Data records

━━━━━━━━━━━━━━━━

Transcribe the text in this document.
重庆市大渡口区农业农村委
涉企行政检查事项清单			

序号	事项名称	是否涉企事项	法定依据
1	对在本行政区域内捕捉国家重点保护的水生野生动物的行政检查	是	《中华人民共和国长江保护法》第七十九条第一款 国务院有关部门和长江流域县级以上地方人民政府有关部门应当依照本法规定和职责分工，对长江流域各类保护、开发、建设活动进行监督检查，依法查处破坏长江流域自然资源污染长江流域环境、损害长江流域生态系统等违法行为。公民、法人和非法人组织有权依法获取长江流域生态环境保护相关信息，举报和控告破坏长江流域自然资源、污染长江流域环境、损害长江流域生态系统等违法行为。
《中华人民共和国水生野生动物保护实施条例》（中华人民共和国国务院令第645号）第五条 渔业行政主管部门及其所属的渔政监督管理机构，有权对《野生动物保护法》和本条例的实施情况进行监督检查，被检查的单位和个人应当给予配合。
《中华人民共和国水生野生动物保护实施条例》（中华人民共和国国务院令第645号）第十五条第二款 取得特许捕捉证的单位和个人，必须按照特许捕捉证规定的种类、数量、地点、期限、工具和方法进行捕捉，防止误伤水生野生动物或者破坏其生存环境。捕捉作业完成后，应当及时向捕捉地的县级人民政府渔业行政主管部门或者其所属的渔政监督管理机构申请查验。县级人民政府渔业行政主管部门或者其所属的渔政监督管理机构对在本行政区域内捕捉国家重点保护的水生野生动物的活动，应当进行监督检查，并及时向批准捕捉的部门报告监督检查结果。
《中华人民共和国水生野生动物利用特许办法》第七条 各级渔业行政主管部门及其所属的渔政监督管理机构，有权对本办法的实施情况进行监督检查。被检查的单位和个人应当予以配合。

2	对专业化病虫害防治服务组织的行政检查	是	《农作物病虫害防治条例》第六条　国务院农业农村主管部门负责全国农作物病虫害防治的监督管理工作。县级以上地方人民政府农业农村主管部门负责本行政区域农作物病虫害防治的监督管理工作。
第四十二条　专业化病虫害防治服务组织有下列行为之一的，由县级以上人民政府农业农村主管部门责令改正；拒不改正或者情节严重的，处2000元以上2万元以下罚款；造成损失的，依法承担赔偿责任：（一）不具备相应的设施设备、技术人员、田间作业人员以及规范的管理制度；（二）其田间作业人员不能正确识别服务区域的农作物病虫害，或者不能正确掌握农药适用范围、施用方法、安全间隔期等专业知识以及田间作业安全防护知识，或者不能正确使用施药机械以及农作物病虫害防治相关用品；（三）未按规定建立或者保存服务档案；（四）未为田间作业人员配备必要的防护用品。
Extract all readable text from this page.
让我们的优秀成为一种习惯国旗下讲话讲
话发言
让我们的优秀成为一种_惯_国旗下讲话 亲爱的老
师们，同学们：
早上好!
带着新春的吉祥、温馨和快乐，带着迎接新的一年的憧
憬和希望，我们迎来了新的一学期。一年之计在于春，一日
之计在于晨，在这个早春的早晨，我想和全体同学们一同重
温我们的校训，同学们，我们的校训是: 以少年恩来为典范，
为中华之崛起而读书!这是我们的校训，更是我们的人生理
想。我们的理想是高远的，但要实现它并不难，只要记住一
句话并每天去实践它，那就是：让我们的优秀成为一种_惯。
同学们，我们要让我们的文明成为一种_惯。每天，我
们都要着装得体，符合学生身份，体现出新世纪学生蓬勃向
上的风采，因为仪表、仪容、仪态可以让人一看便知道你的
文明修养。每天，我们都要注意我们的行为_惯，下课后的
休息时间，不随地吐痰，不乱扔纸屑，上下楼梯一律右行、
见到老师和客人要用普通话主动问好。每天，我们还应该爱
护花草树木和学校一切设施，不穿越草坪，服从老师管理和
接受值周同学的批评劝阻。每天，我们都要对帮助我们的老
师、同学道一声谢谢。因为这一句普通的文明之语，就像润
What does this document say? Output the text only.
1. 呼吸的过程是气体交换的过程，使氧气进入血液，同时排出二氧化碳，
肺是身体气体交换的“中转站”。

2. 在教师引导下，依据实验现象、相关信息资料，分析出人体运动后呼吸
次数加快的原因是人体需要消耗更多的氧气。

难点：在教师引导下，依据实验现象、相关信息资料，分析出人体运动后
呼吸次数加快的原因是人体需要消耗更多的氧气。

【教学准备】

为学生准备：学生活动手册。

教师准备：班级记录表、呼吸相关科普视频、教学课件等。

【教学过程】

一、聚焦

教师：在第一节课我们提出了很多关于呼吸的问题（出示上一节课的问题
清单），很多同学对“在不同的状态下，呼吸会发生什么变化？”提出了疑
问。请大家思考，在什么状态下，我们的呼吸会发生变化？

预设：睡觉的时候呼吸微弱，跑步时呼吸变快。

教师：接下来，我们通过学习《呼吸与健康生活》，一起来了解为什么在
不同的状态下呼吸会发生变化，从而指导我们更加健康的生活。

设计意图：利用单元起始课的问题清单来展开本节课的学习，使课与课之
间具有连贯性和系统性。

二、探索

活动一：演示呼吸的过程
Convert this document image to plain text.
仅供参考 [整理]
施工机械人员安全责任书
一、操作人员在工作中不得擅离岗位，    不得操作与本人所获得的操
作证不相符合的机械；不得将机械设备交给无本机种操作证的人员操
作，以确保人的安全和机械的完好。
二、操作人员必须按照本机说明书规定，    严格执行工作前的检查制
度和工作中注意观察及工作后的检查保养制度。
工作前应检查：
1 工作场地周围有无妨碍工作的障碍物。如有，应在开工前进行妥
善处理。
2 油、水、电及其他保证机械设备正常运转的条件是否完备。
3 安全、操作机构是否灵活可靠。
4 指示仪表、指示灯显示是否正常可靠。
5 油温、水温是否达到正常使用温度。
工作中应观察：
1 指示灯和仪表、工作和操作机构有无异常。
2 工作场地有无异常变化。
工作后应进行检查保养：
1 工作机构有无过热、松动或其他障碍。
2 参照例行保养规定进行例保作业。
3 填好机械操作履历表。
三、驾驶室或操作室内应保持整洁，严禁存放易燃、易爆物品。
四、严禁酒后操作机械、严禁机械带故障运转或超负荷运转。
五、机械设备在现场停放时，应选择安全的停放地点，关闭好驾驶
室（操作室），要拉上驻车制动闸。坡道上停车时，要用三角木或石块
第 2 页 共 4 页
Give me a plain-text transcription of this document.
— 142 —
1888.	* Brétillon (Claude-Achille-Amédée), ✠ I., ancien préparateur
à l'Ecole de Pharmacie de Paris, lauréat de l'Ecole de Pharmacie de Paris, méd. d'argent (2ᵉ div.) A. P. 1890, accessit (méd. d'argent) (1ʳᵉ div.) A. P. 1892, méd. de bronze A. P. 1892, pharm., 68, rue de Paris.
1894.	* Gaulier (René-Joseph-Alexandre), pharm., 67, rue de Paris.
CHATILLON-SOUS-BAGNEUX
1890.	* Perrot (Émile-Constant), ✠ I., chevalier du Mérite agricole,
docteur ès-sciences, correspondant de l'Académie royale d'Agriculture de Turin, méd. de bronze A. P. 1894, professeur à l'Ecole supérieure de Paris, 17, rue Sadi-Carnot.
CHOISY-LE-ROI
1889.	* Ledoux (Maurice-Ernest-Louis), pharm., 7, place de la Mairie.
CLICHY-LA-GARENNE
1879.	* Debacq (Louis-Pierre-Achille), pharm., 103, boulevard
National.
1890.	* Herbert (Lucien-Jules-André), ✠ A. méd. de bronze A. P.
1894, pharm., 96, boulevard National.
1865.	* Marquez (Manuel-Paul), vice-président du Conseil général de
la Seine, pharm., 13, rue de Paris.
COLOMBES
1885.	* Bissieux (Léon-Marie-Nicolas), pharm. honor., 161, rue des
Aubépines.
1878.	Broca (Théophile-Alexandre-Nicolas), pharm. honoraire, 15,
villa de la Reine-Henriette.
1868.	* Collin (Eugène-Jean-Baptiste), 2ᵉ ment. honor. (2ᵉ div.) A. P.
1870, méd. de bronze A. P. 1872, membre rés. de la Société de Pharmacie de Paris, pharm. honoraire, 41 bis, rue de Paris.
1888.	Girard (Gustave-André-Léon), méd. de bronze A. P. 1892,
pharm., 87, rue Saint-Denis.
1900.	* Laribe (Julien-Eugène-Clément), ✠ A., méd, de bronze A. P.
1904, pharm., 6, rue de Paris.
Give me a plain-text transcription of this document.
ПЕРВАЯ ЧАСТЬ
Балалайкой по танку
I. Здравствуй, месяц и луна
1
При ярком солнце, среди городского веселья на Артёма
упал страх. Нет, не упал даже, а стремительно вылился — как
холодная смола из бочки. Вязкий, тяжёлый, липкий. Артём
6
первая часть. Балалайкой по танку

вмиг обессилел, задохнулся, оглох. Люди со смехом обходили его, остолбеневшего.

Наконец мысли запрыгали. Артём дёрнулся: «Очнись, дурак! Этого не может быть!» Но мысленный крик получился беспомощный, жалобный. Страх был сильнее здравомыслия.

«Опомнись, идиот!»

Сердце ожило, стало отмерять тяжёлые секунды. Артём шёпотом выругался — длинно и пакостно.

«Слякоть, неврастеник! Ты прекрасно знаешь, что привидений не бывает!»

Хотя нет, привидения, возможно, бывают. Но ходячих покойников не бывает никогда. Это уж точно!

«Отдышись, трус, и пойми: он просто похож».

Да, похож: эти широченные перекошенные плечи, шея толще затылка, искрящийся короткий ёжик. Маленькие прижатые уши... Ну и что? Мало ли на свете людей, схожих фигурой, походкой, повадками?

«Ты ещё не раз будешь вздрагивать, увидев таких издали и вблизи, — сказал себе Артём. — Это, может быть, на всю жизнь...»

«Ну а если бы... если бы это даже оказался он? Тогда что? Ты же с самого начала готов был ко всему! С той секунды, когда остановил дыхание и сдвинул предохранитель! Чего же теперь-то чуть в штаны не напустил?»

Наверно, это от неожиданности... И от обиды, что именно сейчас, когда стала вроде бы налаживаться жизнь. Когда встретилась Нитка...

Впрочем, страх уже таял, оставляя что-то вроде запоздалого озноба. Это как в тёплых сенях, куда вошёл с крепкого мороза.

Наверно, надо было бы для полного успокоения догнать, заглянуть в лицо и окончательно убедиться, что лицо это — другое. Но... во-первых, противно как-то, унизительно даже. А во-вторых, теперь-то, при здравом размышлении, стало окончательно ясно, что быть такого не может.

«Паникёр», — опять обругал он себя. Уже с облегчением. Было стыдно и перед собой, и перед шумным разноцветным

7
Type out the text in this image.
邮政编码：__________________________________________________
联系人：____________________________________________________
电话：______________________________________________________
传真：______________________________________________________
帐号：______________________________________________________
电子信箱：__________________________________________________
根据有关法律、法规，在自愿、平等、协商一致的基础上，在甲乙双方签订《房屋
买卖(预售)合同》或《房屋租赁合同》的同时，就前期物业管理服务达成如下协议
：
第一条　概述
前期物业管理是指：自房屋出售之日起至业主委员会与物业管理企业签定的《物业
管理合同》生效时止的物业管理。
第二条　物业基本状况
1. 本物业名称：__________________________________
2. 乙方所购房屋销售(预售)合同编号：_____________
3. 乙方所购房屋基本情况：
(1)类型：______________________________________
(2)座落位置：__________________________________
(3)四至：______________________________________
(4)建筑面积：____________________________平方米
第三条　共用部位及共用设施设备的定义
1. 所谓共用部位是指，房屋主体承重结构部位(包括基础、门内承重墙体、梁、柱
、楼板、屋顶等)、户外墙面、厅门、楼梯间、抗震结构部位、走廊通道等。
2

━━━━━━━━━━━━━━━━

=== To do ===
Report how many lines of the entries hold the word "text". Nothing else is needed.

=== Complete output ===
7